Records excerpted from a collection:
++++

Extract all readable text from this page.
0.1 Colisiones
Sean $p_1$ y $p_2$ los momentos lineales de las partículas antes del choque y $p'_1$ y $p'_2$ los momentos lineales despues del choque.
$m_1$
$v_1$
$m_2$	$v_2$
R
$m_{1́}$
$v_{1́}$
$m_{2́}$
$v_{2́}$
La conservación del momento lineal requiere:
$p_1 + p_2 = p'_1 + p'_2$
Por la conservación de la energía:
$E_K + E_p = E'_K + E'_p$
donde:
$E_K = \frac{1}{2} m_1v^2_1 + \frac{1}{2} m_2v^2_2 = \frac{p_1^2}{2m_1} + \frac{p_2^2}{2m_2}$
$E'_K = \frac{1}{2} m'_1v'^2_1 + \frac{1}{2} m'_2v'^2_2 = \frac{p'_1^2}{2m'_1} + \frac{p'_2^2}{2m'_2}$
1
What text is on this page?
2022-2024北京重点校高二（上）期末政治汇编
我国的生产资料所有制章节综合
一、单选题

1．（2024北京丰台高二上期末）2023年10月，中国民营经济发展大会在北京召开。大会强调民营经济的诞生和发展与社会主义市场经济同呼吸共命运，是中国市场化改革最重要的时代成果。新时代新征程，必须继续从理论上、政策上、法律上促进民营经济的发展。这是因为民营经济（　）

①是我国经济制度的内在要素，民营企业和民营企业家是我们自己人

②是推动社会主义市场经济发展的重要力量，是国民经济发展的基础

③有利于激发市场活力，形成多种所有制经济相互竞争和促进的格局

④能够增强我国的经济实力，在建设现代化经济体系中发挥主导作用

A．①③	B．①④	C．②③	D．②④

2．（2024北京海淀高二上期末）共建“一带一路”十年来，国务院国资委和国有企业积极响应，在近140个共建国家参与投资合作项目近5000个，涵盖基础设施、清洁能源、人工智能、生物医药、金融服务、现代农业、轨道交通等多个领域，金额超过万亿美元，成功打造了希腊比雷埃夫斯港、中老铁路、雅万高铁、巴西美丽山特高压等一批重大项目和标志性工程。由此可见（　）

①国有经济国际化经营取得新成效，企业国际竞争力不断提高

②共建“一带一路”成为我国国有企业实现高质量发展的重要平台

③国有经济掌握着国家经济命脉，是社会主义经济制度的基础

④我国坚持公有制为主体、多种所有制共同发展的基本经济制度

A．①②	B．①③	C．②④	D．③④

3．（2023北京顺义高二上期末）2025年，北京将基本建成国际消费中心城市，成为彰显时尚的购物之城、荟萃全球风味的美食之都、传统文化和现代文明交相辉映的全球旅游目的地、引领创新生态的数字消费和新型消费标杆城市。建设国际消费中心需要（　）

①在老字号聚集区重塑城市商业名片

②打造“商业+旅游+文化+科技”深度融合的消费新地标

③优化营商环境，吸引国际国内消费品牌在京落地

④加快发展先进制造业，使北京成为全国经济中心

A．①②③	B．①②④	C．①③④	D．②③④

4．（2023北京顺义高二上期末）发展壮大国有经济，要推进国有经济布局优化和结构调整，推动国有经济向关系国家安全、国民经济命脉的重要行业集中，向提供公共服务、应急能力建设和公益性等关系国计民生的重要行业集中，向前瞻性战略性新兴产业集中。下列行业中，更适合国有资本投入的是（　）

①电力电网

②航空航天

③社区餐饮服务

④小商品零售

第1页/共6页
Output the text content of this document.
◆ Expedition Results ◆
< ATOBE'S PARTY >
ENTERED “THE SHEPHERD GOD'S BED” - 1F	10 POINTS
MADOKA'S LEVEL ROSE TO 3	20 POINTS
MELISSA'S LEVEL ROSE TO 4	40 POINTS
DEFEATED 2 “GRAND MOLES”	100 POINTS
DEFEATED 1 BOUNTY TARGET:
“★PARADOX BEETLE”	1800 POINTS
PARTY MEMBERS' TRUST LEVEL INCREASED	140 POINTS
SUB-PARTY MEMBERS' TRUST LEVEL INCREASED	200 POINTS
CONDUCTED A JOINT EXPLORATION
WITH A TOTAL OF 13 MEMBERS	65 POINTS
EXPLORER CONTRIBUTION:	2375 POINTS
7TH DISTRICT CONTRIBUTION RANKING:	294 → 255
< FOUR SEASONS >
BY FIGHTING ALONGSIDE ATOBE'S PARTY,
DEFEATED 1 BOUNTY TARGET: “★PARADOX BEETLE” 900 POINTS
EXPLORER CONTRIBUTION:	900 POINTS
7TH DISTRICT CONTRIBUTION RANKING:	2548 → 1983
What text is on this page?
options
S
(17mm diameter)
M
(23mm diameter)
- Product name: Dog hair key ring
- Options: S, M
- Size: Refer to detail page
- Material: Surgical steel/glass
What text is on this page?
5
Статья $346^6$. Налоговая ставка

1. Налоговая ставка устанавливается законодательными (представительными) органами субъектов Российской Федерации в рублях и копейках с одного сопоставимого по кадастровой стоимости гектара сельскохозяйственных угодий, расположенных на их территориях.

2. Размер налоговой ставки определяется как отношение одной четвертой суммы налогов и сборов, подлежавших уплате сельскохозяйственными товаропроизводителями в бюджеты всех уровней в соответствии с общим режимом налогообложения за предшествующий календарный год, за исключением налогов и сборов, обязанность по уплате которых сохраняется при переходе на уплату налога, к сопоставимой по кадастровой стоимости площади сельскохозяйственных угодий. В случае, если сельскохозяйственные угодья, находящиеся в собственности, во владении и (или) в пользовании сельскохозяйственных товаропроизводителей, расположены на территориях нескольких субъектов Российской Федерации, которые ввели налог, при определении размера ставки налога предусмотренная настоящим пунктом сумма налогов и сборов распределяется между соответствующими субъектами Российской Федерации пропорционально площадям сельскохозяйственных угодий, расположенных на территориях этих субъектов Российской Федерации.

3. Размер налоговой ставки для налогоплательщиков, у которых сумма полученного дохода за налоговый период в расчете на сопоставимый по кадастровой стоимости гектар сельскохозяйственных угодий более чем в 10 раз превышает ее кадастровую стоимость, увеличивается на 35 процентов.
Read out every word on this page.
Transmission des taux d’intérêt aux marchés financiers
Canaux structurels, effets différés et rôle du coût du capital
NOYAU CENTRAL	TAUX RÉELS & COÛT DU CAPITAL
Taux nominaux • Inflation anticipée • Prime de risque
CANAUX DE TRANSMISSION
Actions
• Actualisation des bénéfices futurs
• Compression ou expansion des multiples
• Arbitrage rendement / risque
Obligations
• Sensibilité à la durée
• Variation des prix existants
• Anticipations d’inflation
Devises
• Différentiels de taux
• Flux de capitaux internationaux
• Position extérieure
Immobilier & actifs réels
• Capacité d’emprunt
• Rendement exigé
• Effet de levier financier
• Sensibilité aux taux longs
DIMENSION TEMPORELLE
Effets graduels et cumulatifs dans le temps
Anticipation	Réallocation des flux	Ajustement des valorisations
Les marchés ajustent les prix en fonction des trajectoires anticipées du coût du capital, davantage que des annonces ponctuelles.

++++

#### Task objective:
Tally the lines of the listing in which the word "Налоговая" occurs, and state the total alone.

#### The answer:
2